Task to complete
Skip the images. Copy the records exactly as written.

======== Data extract

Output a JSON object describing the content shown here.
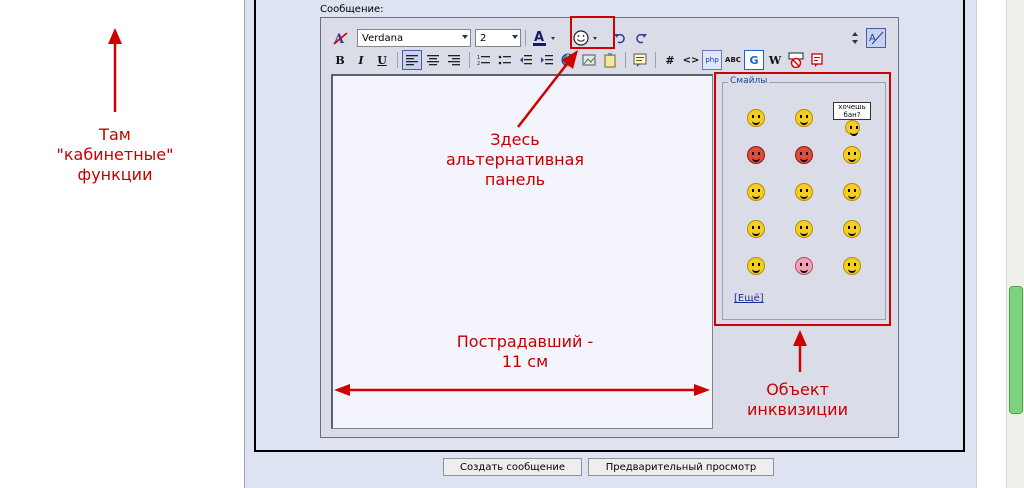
{
  "editor": {
    "message_label": "Сообщение:",
    "font_name": "Verdana",
    "font_size": "2"
  },
  "toolbar": {
    "bold": "B",
    "italic": "I",
    "underline": "U",
    "hash": "#",
    "code": "<>",
    "php": "php",
    "abc": "ABC",
    "g": "G",
    "w": "W"
  },
  "smilies": {
    "legend": "Смайлы",
    "more": "[Ещё]",
    "sign_text": "хочешь бан?"
  },
  "buttons": {
    "submit": "Создать сообщение",
    "preview": "Предварительный просмотр"
  },
  "annotations": {
    "left": [
      "Там",
      "\"кабинетные\"",
      "функции"
    ],
    "middle": [
      "Здесь",
      "альтернативная",
      "панель"
    ],
    "width": [
      "Пострадавший -",
      "11 см"
    ],
    "right": [
      "Объект",
      "инквизиции"
    ]
  },
  "colors": {
    "annotation_red": "#c40000",
    "link_blue": "#1c2f9c"
  }
}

================

Result below
Output a JSON object describing the content shown here.
{
  "editor": {
    "message_label": "Сообщение:",
    "font_name": "Verdana",
    "font_size": "2"
  },
  "toolbar": {
    "bold": "B",
    "italic": "I",
    "underline": "U",
    "hash": "#",
    "code": "<>",
    "php": "php",
    "abc": "ABC",
    "g": "G",
    "w": "W"
  },
  "smilies": {
    "legend": "Смайлы",
    "more": "[Ещё]",
    "sign_text": "хочешь бан?"
  },
  "buttons": {
    "submit": "Создать сообщение",
    "preview": "Предварительный просмотр"
  },
  "annotations": {
    "left": [
      "Там",
      "\"кабинетные\"",
      "функции"
    ],
    "middle": [
      "Здесь",
      "альтернативная",
      "панель"
    ],
    "width": [
      "Пострадавший -",
      "11 см"
    ],
    "right": [
      "Объект",
      "инквизиции"
    ]
  },
  "colors": {
    "annotation_red": "#c40000",
    "link_blue": "#1c2f9c"
  }
}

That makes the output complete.